-- Start of Data listing --

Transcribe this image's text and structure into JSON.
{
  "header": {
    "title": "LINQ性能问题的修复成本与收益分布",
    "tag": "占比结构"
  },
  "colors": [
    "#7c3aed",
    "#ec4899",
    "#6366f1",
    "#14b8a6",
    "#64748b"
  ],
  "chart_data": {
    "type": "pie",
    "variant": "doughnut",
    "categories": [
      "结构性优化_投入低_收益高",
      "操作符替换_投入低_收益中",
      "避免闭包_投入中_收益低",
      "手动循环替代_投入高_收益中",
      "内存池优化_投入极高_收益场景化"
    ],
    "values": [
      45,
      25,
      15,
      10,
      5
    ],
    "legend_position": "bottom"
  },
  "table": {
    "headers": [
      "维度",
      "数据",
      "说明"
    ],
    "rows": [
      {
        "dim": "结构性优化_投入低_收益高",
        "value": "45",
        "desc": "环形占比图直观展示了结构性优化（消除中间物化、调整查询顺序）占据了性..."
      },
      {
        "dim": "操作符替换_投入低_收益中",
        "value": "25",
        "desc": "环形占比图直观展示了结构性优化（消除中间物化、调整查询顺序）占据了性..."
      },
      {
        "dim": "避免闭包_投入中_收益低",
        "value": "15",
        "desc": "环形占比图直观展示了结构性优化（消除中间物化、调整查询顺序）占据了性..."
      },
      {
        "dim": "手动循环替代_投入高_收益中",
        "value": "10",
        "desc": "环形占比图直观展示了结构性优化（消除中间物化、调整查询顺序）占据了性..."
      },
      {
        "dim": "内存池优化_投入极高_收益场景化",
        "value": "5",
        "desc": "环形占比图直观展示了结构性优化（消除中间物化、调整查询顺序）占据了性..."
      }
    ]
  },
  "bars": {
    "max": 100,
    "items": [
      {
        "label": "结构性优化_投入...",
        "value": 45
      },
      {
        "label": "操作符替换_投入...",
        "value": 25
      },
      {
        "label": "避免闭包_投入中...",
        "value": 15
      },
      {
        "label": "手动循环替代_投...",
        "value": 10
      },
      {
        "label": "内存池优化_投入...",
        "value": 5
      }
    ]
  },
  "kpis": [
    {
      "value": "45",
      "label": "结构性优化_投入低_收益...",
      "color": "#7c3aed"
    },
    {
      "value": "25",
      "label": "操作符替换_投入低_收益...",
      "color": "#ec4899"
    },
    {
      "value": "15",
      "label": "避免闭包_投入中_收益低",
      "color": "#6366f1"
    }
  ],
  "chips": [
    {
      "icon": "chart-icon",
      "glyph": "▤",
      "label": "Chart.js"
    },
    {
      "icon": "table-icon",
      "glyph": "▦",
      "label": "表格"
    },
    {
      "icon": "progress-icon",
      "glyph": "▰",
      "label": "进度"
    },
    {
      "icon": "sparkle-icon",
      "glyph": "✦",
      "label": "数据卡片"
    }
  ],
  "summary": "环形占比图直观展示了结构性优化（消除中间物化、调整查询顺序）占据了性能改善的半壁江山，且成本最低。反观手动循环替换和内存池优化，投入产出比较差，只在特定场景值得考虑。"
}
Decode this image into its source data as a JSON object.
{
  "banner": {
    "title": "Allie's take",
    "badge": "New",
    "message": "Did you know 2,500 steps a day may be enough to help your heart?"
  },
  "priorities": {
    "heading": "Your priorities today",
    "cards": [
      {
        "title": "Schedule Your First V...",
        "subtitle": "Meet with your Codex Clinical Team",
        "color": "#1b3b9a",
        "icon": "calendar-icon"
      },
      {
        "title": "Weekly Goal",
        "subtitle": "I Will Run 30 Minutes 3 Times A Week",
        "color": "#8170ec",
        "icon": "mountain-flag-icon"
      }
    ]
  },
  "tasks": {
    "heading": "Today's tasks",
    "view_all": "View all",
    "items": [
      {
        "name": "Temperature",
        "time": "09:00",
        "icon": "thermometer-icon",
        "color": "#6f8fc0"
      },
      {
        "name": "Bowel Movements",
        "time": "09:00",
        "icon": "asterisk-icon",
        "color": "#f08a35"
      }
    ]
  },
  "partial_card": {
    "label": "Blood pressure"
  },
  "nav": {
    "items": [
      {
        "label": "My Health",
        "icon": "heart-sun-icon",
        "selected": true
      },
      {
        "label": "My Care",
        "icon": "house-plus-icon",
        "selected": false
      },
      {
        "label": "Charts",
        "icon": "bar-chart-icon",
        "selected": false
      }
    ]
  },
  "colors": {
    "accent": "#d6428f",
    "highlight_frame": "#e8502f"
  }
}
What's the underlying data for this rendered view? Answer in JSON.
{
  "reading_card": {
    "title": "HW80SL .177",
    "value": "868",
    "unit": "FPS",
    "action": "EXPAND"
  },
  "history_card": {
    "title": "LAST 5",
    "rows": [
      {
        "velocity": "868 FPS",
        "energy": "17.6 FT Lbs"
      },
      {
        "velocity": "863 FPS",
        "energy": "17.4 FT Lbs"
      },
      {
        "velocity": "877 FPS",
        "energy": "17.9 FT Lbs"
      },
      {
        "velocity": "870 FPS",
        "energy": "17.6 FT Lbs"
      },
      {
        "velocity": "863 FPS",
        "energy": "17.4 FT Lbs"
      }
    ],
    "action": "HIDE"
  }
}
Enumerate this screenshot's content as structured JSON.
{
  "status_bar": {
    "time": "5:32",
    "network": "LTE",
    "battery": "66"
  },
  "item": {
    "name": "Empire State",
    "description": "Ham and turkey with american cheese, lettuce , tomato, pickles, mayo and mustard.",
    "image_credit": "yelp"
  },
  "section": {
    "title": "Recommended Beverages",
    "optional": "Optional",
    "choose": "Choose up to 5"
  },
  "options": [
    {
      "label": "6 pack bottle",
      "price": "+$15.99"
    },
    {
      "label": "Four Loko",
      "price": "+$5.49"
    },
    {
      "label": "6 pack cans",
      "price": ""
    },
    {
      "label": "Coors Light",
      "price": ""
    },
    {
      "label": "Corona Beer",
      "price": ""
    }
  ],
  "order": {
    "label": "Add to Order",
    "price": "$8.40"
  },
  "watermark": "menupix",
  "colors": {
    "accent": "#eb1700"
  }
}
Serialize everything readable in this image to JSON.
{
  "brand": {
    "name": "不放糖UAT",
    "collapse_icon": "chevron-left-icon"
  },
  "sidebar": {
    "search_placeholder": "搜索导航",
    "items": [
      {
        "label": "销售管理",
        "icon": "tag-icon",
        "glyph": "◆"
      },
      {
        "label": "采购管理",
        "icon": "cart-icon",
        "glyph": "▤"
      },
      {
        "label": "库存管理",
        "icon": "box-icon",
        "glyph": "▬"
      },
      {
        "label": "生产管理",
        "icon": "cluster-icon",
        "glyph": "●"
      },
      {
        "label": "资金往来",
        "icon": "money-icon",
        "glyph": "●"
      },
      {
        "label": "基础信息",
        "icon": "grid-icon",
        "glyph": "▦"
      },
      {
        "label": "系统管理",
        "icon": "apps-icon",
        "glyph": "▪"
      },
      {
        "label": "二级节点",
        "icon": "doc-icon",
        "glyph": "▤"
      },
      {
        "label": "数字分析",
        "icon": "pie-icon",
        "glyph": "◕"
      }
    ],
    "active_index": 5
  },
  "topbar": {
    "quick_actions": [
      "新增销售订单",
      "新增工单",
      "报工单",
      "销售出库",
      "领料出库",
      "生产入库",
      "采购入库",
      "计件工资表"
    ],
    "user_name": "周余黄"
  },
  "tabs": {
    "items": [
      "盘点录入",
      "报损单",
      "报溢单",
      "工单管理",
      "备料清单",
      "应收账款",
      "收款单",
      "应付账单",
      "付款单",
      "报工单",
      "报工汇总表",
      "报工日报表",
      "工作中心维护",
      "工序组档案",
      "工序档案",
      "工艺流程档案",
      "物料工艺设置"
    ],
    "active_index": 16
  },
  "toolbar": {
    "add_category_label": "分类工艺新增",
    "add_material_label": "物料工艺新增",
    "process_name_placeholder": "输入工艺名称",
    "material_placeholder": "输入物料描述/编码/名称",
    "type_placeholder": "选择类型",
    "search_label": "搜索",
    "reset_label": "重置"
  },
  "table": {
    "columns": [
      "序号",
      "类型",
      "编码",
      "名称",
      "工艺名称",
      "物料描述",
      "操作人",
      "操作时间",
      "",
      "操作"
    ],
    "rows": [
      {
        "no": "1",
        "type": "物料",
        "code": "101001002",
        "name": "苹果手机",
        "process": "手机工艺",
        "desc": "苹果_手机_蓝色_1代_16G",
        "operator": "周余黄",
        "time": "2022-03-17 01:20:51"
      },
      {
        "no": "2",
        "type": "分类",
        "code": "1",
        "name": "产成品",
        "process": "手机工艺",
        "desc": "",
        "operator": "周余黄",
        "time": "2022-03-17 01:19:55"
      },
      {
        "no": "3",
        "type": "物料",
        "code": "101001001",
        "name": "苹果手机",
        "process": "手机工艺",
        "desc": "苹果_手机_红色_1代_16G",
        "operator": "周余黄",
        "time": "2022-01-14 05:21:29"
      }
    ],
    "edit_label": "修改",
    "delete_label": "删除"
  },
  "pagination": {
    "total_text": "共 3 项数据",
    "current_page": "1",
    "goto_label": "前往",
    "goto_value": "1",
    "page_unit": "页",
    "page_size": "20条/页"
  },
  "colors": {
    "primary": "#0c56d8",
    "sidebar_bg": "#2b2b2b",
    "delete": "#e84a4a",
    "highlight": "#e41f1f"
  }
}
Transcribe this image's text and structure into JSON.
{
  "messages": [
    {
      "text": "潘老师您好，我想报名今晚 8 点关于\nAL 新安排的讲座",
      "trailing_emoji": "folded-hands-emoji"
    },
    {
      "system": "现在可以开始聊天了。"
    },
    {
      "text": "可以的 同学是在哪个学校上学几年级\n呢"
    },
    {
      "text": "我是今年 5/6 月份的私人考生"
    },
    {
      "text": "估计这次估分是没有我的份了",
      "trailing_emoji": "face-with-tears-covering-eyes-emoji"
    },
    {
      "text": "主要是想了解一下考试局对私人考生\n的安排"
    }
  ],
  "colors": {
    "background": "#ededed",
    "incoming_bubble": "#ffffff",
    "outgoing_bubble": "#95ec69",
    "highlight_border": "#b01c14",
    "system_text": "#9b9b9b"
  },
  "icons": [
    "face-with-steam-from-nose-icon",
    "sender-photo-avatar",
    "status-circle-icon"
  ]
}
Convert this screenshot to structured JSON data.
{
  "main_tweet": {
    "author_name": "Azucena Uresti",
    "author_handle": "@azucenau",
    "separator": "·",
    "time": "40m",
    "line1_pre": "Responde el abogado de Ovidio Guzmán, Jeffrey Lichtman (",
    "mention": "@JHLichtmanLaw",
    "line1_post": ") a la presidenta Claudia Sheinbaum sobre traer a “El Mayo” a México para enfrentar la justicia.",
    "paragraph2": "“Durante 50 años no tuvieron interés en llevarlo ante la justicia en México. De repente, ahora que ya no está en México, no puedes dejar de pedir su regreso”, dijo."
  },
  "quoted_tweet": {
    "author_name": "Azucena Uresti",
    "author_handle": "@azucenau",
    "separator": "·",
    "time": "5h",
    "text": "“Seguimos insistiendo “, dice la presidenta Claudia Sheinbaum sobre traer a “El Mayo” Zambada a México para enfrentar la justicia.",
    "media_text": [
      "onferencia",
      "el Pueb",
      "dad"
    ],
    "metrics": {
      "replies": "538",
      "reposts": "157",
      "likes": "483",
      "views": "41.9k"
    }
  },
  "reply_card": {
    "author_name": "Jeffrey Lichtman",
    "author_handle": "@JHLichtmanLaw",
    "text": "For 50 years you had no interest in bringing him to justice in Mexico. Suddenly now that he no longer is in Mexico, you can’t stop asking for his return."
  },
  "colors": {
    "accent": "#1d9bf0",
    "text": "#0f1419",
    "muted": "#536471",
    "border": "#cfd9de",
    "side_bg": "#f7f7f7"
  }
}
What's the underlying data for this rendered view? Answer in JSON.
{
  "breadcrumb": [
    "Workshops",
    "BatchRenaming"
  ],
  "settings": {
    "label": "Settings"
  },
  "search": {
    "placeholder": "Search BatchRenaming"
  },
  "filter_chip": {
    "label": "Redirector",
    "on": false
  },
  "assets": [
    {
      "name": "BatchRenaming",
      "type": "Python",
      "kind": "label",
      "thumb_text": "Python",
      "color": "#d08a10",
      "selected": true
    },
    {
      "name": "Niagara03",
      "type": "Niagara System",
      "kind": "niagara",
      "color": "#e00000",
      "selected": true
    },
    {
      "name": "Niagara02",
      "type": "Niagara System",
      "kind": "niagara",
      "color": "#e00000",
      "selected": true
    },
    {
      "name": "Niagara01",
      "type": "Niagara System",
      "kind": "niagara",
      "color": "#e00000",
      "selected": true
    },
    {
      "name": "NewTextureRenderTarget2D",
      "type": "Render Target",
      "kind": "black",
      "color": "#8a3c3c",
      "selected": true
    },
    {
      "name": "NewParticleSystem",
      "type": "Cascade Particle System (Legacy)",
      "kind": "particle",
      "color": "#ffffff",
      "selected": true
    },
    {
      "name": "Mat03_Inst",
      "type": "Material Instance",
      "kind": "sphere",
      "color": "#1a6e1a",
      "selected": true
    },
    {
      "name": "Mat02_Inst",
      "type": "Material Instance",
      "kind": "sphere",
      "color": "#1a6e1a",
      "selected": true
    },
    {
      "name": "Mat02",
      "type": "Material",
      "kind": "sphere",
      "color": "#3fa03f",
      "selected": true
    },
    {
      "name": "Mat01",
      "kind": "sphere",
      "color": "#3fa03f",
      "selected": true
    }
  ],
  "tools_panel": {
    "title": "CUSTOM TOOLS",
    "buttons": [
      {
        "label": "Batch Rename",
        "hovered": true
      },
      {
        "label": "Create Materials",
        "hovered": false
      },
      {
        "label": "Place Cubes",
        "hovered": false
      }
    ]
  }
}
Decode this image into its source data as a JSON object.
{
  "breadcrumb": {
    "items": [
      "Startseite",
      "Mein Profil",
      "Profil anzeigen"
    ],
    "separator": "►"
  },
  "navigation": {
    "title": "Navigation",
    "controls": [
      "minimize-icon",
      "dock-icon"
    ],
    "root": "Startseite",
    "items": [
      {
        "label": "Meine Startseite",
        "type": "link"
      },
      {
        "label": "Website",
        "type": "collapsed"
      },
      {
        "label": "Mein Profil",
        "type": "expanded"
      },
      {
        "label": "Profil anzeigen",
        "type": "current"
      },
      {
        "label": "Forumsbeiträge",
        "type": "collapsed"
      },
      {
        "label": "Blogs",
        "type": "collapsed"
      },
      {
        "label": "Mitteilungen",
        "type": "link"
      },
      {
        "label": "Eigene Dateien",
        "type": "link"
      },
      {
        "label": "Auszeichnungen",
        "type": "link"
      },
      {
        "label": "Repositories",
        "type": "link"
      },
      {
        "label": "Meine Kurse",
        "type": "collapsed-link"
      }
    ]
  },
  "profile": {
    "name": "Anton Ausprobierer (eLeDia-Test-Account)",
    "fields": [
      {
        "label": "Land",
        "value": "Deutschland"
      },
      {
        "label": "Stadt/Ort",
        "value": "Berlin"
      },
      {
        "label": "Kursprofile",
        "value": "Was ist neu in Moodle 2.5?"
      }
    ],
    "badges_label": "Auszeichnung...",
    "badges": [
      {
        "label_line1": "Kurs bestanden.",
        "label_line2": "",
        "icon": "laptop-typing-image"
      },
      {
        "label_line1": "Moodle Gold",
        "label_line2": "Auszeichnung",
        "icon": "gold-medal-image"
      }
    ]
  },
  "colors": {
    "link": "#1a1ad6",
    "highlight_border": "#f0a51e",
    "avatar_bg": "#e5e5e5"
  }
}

-- End of Data listing --

What you should do :: Filter the records down to the lines that contain the string "heart", and copy those lines.

Right answer ::
    "message": "Did you know 2,500 steps a day may be enough to help your heart?"
        "icon": "heart-sun-icon",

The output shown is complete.